Prompt:
Filter the entries below, keeping only lines with the word "grid".

--- start Data rows ---

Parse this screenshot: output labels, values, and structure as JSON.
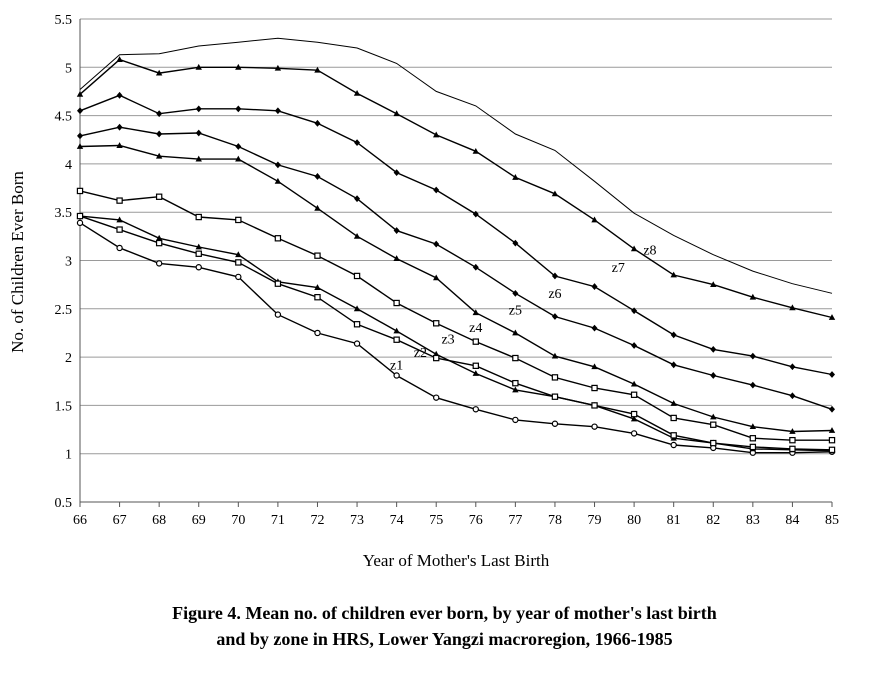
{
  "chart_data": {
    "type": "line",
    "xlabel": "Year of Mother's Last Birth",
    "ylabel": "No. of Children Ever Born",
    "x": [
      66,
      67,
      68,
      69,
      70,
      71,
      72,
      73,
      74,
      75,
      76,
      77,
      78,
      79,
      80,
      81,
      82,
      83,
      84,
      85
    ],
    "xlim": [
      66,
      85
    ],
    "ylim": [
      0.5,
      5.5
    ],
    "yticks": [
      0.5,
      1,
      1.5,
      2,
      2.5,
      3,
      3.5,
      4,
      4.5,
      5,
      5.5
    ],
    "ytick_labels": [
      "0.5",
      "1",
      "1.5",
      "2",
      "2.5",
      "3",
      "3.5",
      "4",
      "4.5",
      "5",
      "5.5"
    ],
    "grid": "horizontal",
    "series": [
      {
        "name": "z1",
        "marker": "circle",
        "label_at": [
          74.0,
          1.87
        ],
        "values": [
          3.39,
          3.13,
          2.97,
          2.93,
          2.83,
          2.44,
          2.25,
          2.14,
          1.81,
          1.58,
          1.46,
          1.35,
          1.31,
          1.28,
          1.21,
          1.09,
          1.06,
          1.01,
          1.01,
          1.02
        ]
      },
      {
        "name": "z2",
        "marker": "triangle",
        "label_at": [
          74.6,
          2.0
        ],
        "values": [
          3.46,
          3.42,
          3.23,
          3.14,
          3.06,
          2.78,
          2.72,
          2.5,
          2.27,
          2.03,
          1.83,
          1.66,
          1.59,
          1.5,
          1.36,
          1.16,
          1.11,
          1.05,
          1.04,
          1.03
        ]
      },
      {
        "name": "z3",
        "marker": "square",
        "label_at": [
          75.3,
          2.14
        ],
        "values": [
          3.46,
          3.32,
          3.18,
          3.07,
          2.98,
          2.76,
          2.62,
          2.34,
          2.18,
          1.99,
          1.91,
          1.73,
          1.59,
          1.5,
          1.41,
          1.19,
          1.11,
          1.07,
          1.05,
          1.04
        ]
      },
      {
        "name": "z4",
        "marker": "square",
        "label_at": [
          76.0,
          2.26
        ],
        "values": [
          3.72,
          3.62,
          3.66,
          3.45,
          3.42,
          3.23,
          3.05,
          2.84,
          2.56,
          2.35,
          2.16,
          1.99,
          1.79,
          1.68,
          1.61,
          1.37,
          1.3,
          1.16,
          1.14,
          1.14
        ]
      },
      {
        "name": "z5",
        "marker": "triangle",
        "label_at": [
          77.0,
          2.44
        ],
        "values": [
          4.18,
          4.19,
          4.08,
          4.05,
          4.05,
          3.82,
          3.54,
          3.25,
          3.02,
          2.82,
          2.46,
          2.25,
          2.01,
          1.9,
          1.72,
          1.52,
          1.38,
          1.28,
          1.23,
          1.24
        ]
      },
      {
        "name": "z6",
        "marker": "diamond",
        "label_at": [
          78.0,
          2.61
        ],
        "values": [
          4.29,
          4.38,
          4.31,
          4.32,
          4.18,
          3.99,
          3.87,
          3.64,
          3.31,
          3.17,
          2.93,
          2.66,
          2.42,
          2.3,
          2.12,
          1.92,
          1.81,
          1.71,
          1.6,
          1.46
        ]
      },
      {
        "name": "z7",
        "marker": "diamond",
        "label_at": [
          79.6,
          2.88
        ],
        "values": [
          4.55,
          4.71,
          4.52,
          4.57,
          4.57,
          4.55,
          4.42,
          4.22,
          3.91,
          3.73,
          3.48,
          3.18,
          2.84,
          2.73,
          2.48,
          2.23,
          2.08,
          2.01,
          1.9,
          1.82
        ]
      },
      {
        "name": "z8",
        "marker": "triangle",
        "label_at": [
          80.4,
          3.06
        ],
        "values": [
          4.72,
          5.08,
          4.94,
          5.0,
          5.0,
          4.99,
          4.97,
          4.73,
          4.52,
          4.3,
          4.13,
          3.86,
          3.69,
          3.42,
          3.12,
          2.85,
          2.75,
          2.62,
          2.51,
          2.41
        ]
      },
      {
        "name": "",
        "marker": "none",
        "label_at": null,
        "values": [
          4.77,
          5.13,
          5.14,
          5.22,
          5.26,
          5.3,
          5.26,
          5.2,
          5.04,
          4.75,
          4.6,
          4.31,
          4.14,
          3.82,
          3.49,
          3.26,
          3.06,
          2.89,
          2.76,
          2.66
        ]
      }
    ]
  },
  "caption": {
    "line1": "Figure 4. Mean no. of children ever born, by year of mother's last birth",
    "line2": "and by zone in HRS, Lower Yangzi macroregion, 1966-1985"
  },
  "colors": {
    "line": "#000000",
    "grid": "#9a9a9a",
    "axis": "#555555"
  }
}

--- end Data rows ---
--- start Data rows ---

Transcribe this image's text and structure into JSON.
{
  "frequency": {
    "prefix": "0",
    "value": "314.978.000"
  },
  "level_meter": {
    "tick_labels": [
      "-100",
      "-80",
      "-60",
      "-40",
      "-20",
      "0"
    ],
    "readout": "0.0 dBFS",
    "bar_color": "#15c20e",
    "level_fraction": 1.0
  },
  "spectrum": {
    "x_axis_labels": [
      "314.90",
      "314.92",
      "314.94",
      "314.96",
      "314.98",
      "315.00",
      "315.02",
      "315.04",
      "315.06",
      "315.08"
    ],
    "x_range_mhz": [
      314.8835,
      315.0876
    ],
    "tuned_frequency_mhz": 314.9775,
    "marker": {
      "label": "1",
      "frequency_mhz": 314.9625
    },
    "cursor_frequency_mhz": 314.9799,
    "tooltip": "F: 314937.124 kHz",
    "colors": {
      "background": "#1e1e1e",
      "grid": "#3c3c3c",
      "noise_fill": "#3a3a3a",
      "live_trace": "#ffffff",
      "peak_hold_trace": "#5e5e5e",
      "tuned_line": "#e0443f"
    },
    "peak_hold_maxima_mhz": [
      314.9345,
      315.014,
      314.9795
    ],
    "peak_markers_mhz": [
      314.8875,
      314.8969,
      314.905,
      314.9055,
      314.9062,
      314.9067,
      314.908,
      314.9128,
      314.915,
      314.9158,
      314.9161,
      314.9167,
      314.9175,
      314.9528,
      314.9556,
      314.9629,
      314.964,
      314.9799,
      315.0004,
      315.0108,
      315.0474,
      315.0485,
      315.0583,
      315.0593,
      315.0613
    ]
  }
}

--- end Data rows ---

Completed task:
    "grid": "horizontal",
    "grid": "#9a9a9a",
      "grid": "#3c3c3c",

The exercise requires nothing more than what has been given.